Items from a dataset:
• • • •
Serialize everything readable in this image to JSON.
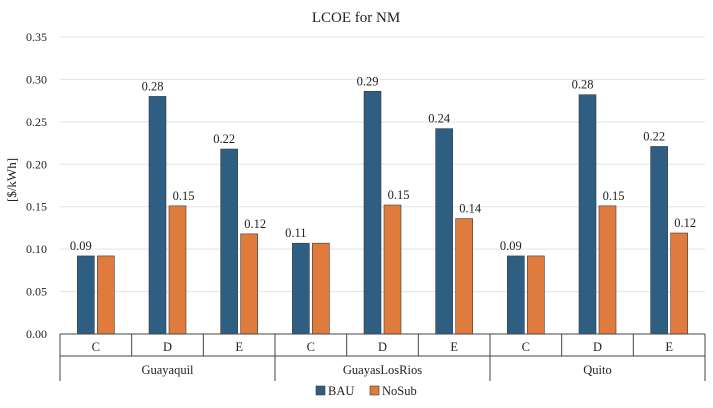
{
  "chart_data": {
    "type": "bar",
    "title": "LCOE for NM",
    "ylabel": "[$/kWh]",
    "xlabel": "",
    "ylim": [
      0,
      0.35
    ],
    "yticks": [
      0.0,
      0.05,
      0.1,
      0.15,
      0.2,
      0.25,
      0.3,
      0.35
    ],
    "ytick_labels": [
      "0.00",
      "0.05",
      "0.10",
      "0.15",
      "0.20",
      "0.25",
      "0.30",
      "0.35"
    ],
    "grid": true,
    "legend_position": "bottom",
    "groups": [
      "Guayaquil",
      "GuayasLosRios",
      "Quito"
    ],
    "categories": [
      "C",
      "D",
      "E",
      "C",
      "D",
      "E",
      "C",
      "D",
      "E"
    ],
    "series": [
      {
        "name": "BAU",
        "color": "#2E5F82",
        "values": [
          0.092,
          0.28,
          0.218,
          0.107,
          0.286,
          0.242,
          0.092,
          0.282,
          0.221
        ],
        "labels": [
          "0.09",
          "0.28",
          "0.22",
          "0.11",
          "0.29",
          "0.24",
          "0.09",
          "0.28",
          "0.22"
        ]
      },
      {
        "name": "NoSub",
        "color": "#E07B3E",
        "values": [
          0.092,
          0.151,
          0.118,
          0.107,
          0.152,
          0.136,
          0.092,
          0.151,
          0.119
        ],
        "labels": [
          "",
          "0.15",
          "0.12",
          "",
          "0.15",
          "0.14",
          "",
          "0.15",
          "0.12"
        ]
      }
    ]
  }
}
• • • •
Reproduce the whole listing exactly, but not the images in it.

Final answer =
Serialize everything readable in this image to JSON.
{
  "chart_data": {
    "type": "bar",
    "title": "LCOE for NM",
    "ylabel": "[$/kWh]",
    "xlabel": "",
    "ylim": [
      0,
      0.35
    ],
    "yticks": [
      0.0,
      0.05,
      0.1,
      0.15,
      0.2,
      0.25,
      0.3,
      0.35
    ],
    "ytick_labels": [
      "0.00",
      "0.05",
      "0.10",
      "0.15",
      "0.20",
      "0.25",
      "0.30",
      "0.35"
    ],
    "grid": true,
    "legend_position": "bottom",
    "groups": [
      "Guayaquil",
      "GuayasLosRios",
      "Quito"
    ],
    "categories": [
      "C",
      "D",
      "E",
      "C",
      "D",
      "E",
      "C",
      "D",
      "E"
    ],
    "series": [
      {
        "name": "BAU",
        "color": "#2E5F82",
        "values": [
          0.092,
          0.28,
          0.218,
          0.107,
          0.286,
          0.242,
          0.092,
          0.282,
          0.221
        ],
        "labels": [
          "0.09",
          "0.28",
          "0.22",
          "0.11",
          "0.29",
          "0.24",
          "0.09",
          "0.28",
          "0.22"
        ]
      },
      {
        "name": "NoSub",
        "color": "#E07B3E",
        "values": [
          0.092,
          0.151,
          0.118,
          0.107,
          0.152,
          0.136,
          0.092,
          0.151,
          0.119
        ],
        "labels": [
          "",
          "0.15",
          "0.12",
          "",
          "0.15",
          "0.14",
          "",
          "0.15",
          "0.12"
        ]
      }
    ]
  }
}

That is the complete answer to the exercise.